Objective:
What lines of the data include the string "maturity"? Copy them all.

Dataset rows:
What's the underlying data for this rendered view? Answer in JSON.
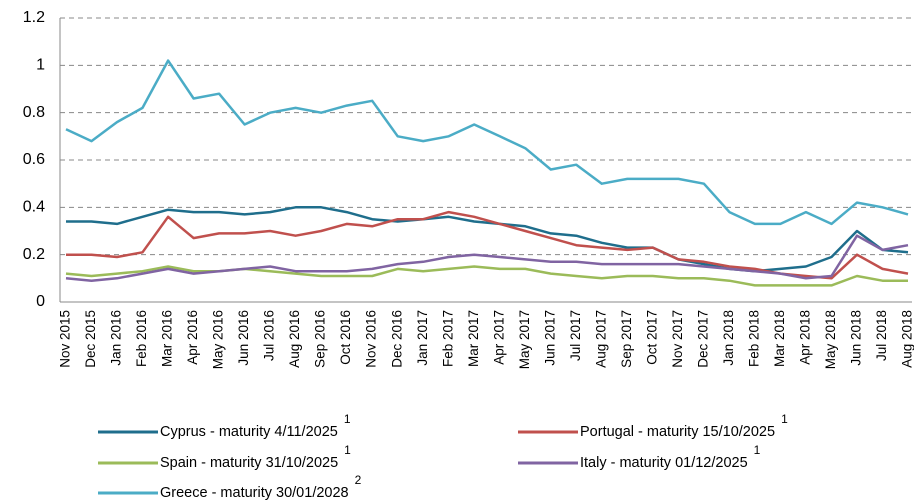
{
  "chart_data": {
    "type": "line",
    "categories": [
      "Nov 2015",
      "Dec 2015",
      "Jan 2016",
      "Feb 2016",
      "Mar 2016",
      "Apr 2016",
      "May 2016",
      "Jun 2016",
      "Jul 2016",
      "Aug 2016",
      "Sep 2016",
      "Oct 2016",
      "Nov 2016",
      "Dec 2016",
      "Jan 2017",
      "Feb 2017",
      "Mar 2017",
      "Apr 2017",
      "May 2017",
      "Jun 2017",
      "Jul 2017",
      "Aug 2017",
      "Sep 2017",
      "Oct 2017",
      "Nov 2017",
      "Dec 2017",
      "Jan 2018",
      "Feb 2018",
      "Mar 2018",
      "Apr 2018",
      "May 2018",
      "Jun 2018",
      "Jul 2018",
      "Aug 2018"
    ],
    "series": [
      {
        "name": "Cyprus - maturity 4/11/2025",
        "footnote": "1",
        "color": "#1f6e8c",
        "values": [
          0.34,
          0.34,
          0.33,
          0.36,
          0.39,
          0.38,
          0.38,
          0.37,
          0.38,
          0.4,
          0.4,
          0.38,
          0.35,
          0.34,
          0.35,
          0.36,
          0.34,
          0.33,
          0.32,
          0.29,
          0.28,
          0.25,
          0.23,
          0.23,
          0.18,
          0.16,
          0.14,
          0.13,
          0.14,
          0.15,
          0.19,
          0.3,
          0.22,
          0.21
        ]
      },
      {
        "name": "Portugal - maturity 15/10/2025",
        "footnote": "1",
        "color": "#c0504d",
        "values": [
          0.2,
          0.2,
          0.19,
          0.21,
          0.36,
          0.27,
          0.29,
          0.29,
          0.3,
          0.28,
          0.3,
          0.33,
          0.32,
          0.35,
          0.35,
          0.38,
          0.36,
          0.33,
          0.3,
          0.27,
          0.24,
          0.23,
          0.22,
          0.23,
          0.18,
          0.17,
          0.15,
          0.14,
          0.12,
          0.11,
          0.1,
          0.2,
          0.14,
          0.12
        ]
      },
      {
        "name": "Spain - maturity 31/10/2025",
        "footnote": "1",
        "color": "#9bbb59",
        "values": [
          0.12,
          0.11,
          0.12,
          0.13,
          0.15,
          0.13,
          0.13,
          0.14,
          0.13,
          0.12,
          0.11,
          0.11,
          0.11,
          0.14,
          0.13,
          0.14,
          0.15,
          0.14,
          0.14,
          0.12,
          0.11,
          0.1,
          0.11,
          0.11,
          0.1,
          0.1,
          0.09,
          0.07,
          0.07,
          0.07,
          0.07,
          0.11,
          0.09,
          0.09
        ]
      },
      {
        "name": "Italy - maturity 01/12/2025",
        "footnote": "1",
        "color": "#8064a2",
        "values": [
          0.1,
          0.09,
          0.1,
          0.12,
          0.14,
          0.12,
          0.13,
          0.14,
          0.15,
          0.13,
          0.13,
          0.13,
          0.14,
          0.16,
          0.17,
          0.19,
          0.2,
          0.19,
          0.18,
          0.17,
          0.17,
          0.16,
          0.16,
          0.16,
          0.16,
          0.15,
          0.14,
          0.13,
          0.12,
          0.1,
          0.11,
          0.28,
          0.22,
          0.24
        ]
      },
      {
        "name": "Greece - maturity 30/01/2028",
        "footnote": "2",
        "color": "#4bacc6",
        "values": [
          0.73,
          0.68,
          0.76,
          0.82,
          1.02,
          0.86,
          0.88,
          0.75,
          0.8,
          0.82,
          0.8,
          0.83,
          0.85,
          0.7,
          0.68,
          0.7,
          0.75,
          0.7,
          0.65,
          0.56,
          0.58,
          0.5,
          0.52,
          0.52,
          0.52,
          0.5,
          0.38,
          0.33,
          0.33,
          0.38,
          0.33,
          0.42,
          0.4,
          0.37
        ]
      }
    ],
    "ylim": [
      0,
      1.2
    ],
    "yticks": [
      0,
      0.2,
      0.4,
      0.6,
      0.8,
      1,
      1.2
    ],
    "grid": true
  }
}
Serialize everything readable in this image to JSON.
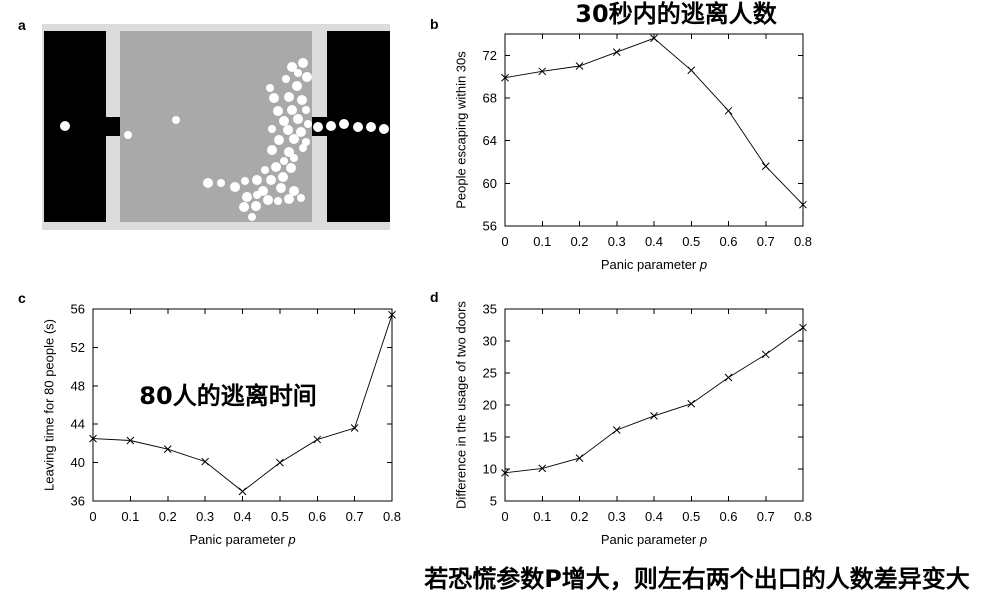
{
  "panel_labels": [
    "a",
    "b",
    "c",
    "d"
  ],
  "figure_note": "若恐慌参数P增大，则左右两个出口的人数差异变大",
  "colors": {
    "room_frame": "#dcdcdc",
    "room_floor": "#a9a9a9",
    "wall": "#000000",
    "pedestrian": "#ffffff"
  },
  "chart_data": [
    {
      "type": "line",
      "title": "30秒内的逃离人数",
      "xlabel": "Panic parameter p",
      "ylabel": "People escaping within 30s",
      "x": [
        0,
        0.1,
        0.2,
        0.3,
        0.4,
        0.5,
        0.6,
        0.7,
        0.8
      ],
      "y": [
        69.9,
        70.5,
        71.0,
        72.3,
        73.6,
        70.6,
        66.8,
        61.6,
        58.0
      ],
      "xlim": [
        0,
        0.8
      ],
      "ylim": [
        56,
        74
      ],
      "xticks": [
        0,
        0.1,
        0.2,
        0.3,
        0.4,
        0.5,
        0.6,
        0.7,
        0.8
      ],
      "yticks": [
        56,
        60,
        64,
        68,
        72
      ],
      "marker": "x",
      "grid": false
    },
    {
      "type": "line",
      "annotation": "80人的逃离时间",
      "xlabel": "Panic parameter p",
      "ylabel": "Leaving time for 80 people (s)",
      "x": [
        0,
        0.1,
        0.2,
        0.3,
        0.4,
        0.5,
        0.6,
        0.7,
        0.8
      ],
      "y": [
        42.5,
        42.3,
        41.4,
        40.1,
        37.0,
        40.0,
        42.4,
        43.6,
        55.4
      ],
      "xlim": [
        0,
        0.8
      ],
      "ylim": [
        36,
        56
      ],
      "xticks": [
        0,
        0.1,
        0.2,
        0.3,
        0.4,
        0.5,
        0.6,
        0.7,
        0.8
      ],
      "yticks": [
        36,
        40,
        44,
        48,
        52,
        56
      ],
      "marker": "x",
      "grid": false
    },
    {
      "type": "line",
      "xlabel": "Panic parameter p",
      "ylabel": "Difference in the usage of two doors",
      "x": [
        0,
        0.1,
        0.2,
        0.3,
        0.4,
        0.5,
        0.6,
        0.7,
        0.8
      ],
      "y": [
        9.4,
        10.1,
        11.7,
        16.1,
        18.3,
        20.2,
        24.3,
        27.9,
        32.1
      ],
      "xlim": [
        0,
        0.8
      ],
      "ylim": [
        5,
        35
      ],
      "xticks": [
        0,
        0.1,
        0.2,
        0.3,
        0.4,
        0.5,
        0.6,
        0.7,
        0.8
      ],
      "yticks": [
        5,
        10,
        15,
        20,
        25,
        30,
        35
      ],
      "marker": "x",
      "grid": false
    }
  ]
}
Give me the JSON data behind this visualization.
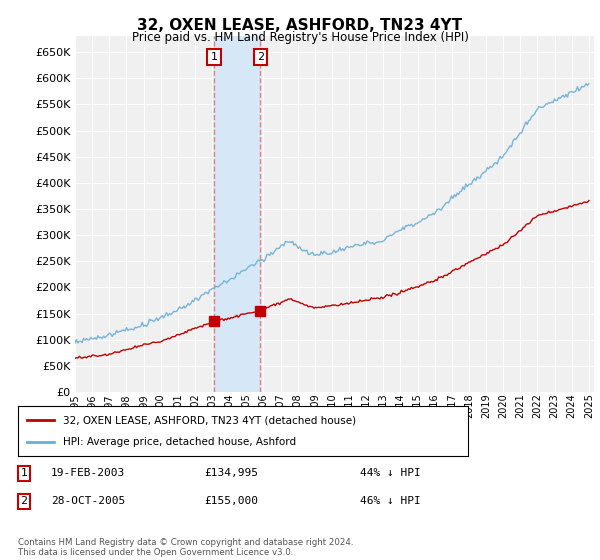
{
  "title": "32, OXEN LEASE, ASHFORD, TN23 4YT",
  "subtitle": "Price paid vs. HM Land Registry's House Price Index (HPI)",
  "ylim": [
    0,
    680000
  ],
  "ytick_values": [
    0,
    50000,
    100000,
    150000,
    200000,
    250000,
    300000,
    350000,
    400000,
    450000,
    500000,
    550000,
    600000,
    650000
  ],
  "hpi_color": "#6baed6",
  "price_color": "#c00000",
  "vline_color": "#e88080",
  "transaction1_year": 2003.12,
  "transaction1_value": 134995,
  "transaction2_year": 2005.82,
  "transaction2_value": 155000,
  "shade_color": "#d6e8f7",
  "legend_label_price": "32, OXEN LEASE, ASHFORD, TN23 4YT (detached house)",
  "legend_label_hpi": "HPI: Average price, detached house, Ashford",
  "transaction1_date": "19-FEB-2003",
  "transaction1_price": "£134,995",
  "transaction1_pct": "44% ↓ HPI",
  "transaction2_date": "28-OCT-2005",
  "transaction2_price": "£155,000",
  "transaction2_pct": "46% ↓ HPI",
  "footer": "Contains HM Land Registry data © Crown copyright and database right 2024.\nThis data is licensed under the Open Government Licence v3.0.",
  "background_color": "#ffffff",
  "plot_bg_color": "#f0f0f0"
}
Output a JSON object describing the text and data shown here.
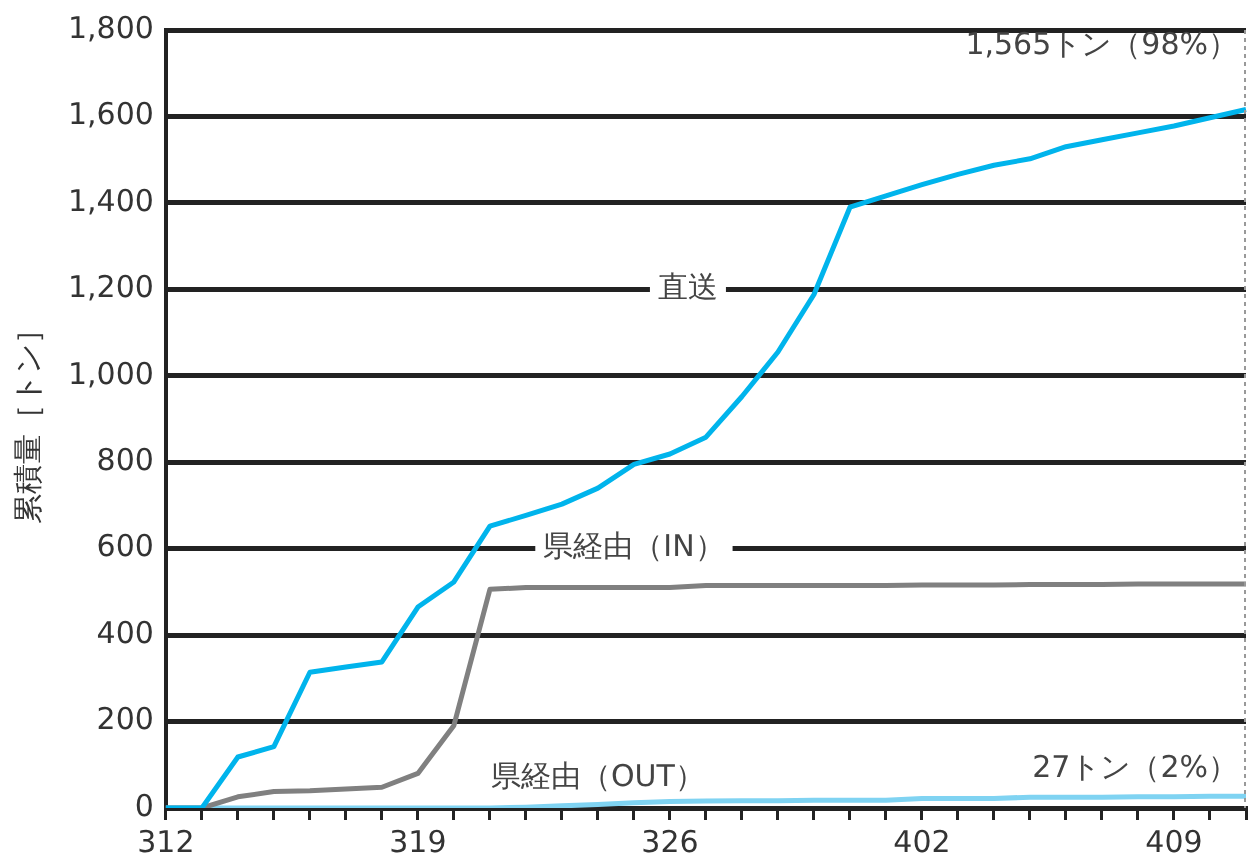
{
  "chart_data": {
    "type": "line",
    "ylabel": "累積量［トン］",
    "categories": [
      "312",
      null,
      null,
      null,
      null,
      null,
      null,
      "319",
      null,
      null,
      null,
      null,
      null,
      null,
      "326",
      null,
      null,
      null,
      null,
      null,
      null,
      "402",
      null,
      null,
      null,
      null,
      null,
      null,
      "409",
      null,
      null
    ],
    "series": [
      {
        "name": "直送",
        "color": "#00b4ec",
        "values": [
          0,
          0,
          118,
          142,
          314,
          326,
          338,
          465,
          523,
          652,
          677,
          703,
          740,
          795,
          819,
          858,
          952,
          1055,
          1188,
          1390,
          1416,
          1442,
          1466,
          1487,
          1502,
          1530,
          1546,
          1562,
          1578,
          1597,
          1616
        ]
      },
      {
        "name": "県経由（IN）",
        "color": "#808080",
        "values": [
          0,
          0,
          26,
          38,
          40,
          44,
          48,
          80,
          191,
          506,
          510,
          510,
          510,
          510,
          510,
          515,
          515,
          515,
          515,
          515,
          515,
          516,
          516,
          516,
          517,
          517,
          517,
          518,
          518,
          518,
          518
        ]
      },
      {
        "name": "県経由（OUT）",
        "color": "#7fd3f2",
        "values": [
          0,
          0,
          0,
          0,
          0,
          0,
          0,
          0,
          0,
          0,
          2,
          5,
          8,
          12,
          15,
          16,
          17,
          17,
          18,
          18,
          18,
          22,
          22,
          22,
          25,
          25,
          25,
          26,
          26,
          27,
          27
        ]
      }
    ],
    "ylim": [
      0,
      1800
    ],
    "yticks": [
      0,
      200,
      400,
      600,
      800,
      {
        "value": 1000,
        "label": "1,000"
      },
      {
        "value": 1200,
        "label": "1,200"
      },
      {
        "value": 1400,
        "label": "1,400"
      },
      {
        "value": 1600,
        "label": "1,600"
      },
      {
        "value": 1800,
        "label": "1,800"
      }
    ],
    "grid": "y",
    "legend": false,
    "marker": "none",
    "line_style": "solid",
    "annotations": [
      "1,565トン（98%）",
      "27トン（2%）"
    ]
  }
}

Answer:
        "name": "Cyprus - maturity 4/11/2025",
        "name": "Portugal - maturity 15/10/2025",
        "name": "Spain - maturity 31/10/2025",
        "name": "Italy - maturity 01/12/2025",
        "name": "Greece - maturity 30/01/2028",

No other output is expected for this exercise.